▸ Goal of the exercise:
Read the data and repeat all of it exactly.

▸ Information supplied:
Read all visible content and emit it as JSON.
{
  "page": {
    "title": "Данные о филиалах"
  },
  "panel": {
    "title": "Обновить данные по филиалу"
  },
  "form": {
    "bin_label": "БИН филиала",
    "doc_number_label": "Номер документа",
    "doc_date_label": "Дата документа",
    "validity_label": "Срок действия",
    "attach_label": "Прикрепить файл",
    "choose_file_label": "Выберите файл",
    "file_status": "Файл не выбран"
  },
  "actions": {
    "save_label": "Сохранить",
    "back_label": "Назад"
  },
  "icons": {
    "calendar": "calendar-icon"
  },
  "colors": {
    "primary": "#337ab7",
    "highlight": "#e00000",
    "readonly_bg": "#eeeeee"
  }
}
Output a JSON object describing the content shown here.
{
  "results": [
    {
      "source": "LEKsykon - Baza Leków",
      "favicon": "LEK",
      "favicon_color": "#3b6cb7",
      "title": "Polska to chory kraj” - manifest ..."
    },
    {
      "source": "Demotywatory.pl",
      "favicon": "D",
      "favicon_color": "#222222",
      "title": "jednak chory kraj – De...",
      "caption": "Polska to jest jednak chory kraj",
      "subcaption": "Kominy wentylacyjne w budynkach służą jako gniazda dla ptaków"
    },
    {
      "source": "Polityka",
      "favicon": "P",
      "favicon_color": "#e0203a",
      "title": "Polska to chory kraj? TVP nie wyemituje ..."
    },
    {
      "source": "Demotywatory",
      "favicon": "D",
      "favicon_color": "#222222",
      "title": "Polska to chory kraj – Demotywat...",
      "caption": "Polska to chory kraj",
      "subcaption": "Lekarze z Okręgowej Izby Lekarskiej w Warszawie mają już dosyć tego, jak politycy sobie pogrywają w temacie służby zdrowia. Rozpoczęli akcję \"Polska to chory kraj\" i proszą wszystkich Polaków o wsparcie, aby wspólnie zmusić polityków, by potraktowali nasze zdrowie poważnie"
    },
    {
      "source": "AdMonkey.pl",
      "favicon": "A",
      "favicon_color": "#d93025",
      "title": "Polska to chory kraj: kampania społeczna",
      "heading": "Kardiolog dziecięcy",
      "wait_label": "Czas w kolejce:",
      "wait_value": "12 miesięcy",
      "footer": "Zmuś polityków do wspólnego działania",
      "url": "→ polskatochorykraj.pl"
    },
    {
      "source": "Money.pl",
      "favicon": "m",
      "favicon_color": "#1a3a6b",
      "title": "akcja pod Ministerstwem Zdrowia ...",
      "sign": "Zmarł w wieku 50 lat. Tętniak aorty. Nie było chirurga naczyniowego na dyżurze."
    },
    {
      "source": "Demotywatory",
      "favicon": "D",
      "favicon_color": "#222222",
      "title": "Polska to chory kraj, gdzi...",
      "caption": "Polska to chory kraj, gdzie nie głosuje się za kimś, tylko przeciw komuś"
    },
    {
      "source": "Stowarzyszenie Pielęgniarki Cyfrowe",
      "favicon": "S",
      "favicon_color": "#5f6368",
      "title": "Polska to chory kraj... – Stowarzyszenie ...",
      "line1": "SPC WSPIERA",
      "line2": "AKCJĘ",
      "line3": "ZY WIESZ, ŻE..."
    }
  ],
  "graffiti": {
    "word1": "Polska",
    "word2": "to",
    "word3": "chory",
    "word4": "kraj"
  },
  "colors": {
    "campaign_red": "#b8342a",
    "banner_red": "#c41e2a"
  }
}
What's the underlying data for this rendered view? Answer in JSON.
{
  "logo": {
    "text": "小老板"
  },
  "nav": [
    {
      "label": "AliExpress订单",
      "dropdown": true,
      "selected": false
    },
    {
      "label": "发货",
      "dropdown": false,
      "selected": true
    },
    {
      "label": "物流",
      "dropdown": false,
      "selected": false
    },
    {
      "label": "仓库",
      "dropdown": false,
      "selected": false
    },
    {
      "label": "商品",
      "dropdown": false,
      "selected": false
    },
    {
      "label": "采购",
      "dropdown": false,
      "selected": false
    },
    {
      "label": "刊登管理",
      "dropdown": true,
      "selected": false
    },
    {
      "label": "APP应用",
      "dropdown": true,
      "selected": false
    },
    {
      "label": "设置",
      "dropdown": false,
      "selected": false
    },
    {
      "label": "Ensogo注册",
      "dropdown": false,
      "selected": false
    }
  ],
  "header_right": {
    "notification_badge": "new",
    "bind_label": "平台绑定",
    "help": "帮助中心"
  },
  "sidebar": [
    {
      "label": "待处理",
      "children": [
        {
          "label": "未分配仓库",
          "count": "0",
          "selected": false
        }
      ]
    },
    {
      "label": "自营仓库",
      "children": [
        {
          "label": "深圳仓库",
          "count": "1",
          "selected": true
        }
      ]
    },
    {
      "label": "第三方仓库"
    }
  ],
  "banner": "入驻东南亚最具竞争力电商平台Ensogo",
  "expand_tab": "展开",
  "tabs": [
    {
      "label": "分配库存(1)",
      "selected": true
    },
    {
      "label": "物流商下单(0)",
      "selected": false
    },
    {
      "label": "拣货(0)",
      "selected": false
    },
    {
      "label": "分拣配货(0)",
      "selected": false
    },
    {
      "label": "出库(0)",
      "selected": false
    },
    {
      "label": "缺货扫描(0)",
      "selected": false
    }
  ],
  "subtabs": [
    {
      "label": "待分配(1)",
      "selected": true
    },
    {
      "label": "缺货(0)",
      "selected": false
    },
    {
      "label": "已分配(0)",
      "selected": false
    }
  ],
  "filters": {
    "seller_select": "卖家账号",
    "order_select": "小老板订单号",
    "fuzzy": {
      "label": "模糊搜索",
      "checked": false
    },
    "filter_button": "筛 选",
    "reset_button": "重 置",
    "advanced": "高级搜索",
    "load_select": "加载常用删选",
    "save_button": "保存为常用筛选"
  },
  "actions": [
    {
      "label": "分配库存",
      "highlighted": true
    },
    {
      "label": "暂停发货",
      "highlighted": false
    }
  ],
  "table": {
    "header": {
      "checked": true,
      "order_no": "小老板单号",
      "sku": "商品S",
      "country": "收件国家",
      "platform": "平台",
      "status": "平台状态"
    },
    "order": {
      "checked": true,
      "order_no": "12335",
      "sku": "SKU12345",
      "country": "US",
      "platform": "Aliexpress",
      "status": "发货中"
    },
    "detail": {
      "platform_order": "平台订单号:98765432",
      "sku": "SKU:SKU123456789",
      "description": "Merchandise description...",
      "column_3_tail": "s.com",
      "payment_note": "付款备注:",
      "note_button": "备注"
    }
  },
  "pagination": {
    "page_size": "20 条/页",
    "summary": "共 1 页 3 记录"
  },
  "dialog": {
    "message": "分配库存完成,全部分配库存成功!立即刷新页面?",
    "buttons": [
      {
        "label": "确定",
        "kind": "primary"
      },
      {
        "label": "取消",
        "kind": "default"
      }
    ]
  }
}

▸ Reply to the exercise:
Read all visible content and emit it as JSON.
{
  "page": {
    "title": "Данные о филиалах"
  },
  "panel": {
    "title": "Обновить данные по филиалу"
  },
  "form": {
    "bin_label": "БИН филиала",
    "doc_number_label": "Номер документа",
    "doc_date_label": "Дата документа",
    "validity_label": "Срок действия",
    "attach_label": "Прикрепить файл",
    "choose_file_label": "Выберите файл",
    "file_status": "Файл не выбран"
  },
  "actions": {
    "save_label": "Сохранить",
    "back_label": "Назад"
  },
  "icons": {
    "calendar": "calendar-icon"
  },
  "colors": {
    "primary": "#337ab7",
    "highlight": "#e00000",
    "readonly_bg": "#eeeeee"
  }
}
Output a JSON object describing the content shown here.
{
  "results": [
    {
      "source": "LEKsykon - Baza Leków",
      "favicon": "LEK",
      "favicon_color": "#3b6cb7",
      "title": "Polska to chory kraj” - manifest ..."
    },
    {
      "source": "Demotywatory.pl",
      "favicon": "D",
      "favicon_color": "#222222",
      "title": "jednak chory kraj – De...",
      "caption": "Polska to jest jednak chory kraj",
      "subcaption": "Kominy wentylacyjne w budynkach służą jako gniazda dla ptaków"
    },
    {
      "source": "Polityka",
      "favicon": "P",
      "favicon_color": "#e0203a",
      "title": "Polska to chory kraj? TVP nie wyemituje ..."
    },
    {
      "source": "Demotywatory",
      "favicon": "D",
      "favicon_color": "#222222",
      "title": "Polska to chory kraj – Demotywat...",
      "caption": "Polska to chory kraj",
      "subcaption": "Lekarze z Okręgowej Izby Lekarskiej w Warszawie mają już dosyć tego, jak politycy sobie pogrywają w temacie służby zdrowia. Rozpoczęli akcję \"Polska to chory kraj\" i proszą wszystkich Polaków o wsparcie, aby wspólnie zmusić polityków, by potraktowali nasze zdrowie poważnie"
    },
    {
      "source": "AdMonkey.pl",
      "favicon": "A",
      "favicon_color": "#d93025",
      "title": "Polska to chory kraj: kampania społeczna",
      "heading": "Kardiolog dziecięcy",
      "wait_label": "Czas w kolejce:",
      "wait_value": "12 miesięcy",
      "footer": "Zmuś polityków do wspólnego działania",
      "url": "→ polskatochorykraj.pl"
    },
    {
      "source": "Money.pl",
      "favicon": "m",
      "favicon_color": "#1a3a6b",
      "title": "akcja pod Ministerstwem Zdrowia ...",
      "sign": "Zmarł w wieku 50 lat. Tętniak aorty. Nie było chirurga naczyniowego na dyżurze."
    },
    {
      "source": "Demotywatory",
      "favicon": "D",
      "favicon_color": "#222222",
      "title": "Polska to chory kraj, gdzi...",
      "caption": "Polska to chory kraj, gdzie nie głosuje się za kimś, tylko przeciw komuś"
    },
    {
      "source": "Stowarzyszenie Pielęgniarki Cyfrowe",
      "favicon": "S",
      "favicon_color": "#5f6368",
      "title": "Polska to chory kraj... – Stowarzyszenie ...",
      "line1": "SPC WSPIERA",
      "line2": "AKCJĘ",
      "line3": "ZY WIESZ, ŻE..."
    }
  ],
  "graffiti": {
    "word1": "Polska",
    "word2": "to",
    "word3": "chory",
    "word4": "kraj"
  },
  "colors": {
    "campaign_red": "#b8342a",
    "banner_red": "#c41e2a"
  }
}
What's the underlying data for this rendered view? Answer in JSON.
{
  "logo": {
    "text": "小老板"
  },
  "nav": [
    {
      "label": "AliExpress订单",
      "dropdown": true,
      "selected": false
    },
    {
      "label": "发货",
      "dropdown": false,
      "selected": true
    },
    {
      "label": "物流",
      "dropdown": false,
      "selected": false
    },
    {
      "label": "仓库",
      "dropdown": false,
      "selected": false
    },
    {
      "label": "商品",
      "dropdown": false,
      "selected": false
    },
    {
      "label": "采购",
      "dropdown": false,
      "selected": false
    },
    {
      "label": "刊登管理",
      "dropdown": true,
      "selected": false
    },
    {
      "label": "APP应用",
      "dropdown": true,
      "selected": false
    },
    {
      "label": "设置",
      "dropdown": false,
      "selected": false
    },
    {
      "label": "Ensogo注册",
      "dropdown": false,
      "selected": false
    }
  ],
  "header_right": {
    "notification_badge": "new",
    "bind_label": "平台绑定",
    "help": "帮助中心"
  },
  "sidebar": [
    {
      "label": "待处理",
      "children": [
        {
          "label": "未分配仓库",
          "count": "0",
          "selected": false
        }
      ]
    },
    {
      "label": "自营仓库",
      "children": [
        {
          "label": "深圳仓库",
          "count": "1",
          "selected": true
        }
      ]
    },
    {
      "label": "第三方仓库"
    }
  ],
  "banner": "入驻东南亚最具竞争力电商平台Ensogo",
  "expand_tab": "展开",
  "tabs": [
    {
      "label": "分配库存(1)",
      "selected": true
    },
    {
      "label": "物流商下单(0)",
      "selected": false
    },
    {
      "label": "拣货(0)",
      "selected": false
    },
    {
      "label": "分拣配货(0)",
      "selected": false
    },
    {
      "label": "出库(0)",
      "selected": false
    },
    {
      "label": "缺货扫描(0)",
      "selected": false
    }
  ],
  "subtabs": [
    {
      "label": "待分配(1)",
      "selected": true
    },
    {
      "label": "缺货(0)",
      "selected": false
    },
    {
      "label": "已分配(0)",
      "selected": false
    }
  ],
  "filters": {
    "seller_select": "卖家账号",
    "order_select": "小老板订单号",
    "fuzzy": {
      "label": "模糊搜索",
      "checked": false
    },
    "filter_button": "筛 选",
    "reset_button": "重 置",
    "advanced": "高级搜索",
    "load_select": "加载常用删选",
    "save_button": "保存为常用筛选"
  },
  "actions": [
    {
      "label": "分配库存",
      "highlighted": true
    },
    {
      "label": "暂停发货",
      "highlighted": false
    }
  ],
  "table": {
    "header": {
      "checked": true,
      "order_no": "小老板单号",
      "sku": "商品S",
      "country": "收件国家",
      "platform": "平台",
      "status": "平台状态"
    },
    "order": {
      "checked": true,
      "order_no": "12335",
      "sku": "SKU12345",
      "country": "US",
      "platform": "Aliexpress",
      "status": "发货中"
    },
    "detail": {
      "platform_order": "平台订单号:98765432",
      "sku": "SKU:SKU123456789",
      "description": "Merchandise description...",
      "column_3_tail": "s.com",
      "payment_note": "付款备注:",
      "note_button": "备注"
    }
  },
  "pagination": {
    "page_size": "20 条/页",
    "summary": "共 1 页 3 记录"
  },
  "dialog": {
    "message": "分配库存完成,全部分配库存成功!立即刷新页面?",
    "buttons": [
      {
        "label": "确定",
        "kind": "primary"
      },
      {
        "label": "取消",
        "kind": "default"
      }
    ]
  }
}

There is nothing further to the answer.